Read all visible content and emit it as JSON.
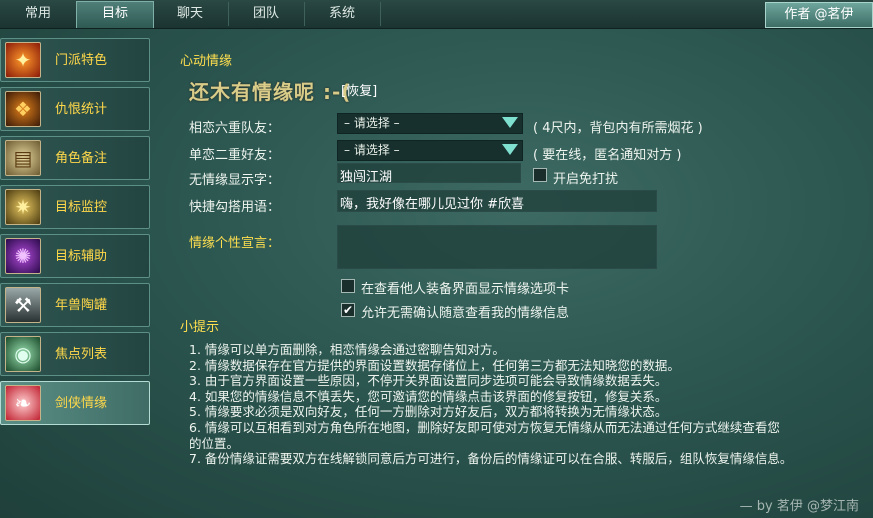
{
  "tabs": [
    "常用",
    "目标",
    "聊天",
    "团队",
    "系统"
  ],
  "author_button": "作者 @茗伊",
  "sidebar": {
    "items": [
      {
        "label": "门派特色",
        "icon": "flame-icon"
      },
      {
        "label": "仇恨统计",
        "icon": "dragon-icon"
      },
      {
        "label": "角色备注",
        "icon": "book-icon"
      },
      {
        "label": "目标监控",
        "icon": "emblem-icon"
      },
      {
        "label": "目标辅助",
        "icon": "magic-icon"
      },
      {
        "label": "年兽陶罐",
        "icon": "hammer-icon"
      },
      {
        "label": "焦点列表",
        "icon": "eye-icon"
      },
      {
        "label": "剑侠情缘",
        "icon": "heart-icon"
      }
    ],
    "active_index": 7
  },
  "main": {
    "section_title": "心动情缘",
    "status_text": "还木有情缘呢 :-(",
    "restore_link": "[恢复]",
    "six_label": "相恋六重队友：",
    "six_select": "– 请选择 –",
    "six_hint": "( 4尺内，背包内有所需烟花 )",
    "two_label": "单恋二重好友：",
    "two_select": "– 请选择 –",
    "two_hint": "( 要在线，匿名通知对方 )",
    "noname_label": "无情缘显示字：",
    "noname_value": "独闯江湖",
    "dnd_label": "开启免打扰",
    "quick_label": "快捷勾搭用语：",
    "quick_value": "嗨，我好像在哪儿见过你 #欣喜",
    "decl_label": "情缘个性宣言：",
    "opt1_label": "在查看他人装备界面显示情缘选项卡",
    "opt1_checked": false,
    "opt2_label": "允许无需确认随意查看我的情缘信息",
    "opt2_checked": true,
    "tips_title": "小提示",
    "tips": [
      "1. 情缘可以单方面删除，相恋情缘会通过密聊告知对方。",
      "2. 情缘数据保存在官方提供的界面设置数据存储位上，任何第三方都无法知晓您的数据。",
      "3. 由于官方界面设置一些原因，不停开关界面设置同步选项可能会导致情缘数据丢失。",
      "4. 如果您的情缘信息不慎丢失，您可邀请您的情缘点击该界面的修复按钮，修复关系。",
      "5. 情缘要求必须是双向好友，任何一方删除对方好友后，双方都将转换为无情缘状态。",
      "6. 情缘可以互相看到对方角色所在地图，删除好友即可使对方恢复无情缘从而无法通过任何方式继续查看您",
      "的位置。",
      "7. 备份情缘证需要双方在线解锁同意后方可进行，备份后的情缘证可以在合服、转服后，组队恢复情缘信息。"
    ]
  },
  "signature": "— by 茗伊 @梦江南",
  "colors": {
    "accent_yellow": "#ffdf4f",
    "label": "#eef4ee",
    "select_arrow": "#7fe0d0"
  }
}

— What to work on —
The records above must be echoed exactly, minus their pictures.

— Response —
Read all visible content and emit it as JSON.
{
  "tabs": [
    "常用",
    "目标",
    "聊天",
    "团队",
    "系统"
  ],
  "author_button": "作者 @茗伊",
  "sidebar": {
    "items": [
      {
        "label": "门派特色",
        "icon": "flame-icon"
      },
      {
        "label": "仇恨统计",
        "icon": "dragon-icon"
      },
      {
        "label": "角色备注",
        "icon": "book-icon"
      },
      {
        "label": "目标监控",
        "icon": "emblem-icon"
      },
      {
        "label": "目标辅助",
        "icon": "magic-icon"
      },
      {
        "label": "年兽陶罐",
        "icon": "hammer-icon"
      },
      {
        "label": "焦点列表",
        "icon": "eye-icon"
      },
      {
        "label": "剑侠情缘",
        "icon": "heart-icon"
      }
    ],
    "active_index": 7
  },
  "main": {
    "section_title": "心动情缘",
    "status_text": "还木有情缘呢 :-(",
    "restore_link": "[恢复]",
    "six_label": "相恋六重队友：",
    "six_select": "– 请选择 –",
    "six_hint": "( 4尺内，背包内有所需烟花 )",
    "two_label": "单恋二重好友：",
    "two_select": "– 请选择 –",
    "two_hint": "( 要在线，匿名通知对方 )",
    "noname_label": "无情缘显示字：",
    "noname_value": "独闯江湖",
    "dnd_label": "开启免打扰",
    "quick_label": "快捷勾搭用语：",
    "quick_value": "嗨，我好像在哪儿见过你 #欣喜",
    "decl_label": "情缘个性宣言：",
    "opt1_label": "在查看他人装备界面显示情缘选项卡",
    "opt1_checked": false,
    "opt2_label": "允许无需确认随意查看我的情缘信息",
    "opt2_checked": true,
    "tips_title": "小提示",
    "tips": [
      "1. 情缘可以单方面删除，相恋情缘会通过密聊告知对方。",
      "2. 情缘数据保存在官方提供的界面设置数据存储位上，任何第三方都无法知晓您的数据。",
      "3. 由于官方界面设置一些原因，不停开关界面设置同步选项可能会导致情缘数据丢失。",
      "4. 如果您的情缘信息不慎丢失，您可邀请您的情缘点击该界面的修复按钮，修复关系。",
      "5. 情缘要求必须是双向好友，任何一方删除对方好友后，双方都将转换为无情缘状态。",
      "6. 情缘可以互相看到对方角色所在地图，删除好友即可使对方恢复无情缘从而无法通过任何方式继续查看您",
      "的位置。",
      "7. 备份情缘证需要双方在线解锁同意后方可进行，备份后的情缘证可以在合服、转服后，组队恢复情缘信息。"
    ]
  },
  "signature": "— by 茗伊 @梦江南",
  "colors": {
    "accent_yellow": "#ffdf4f",
    "label": "#eef4ee",
    "select_arrow": "#7fe0d0"
  }
}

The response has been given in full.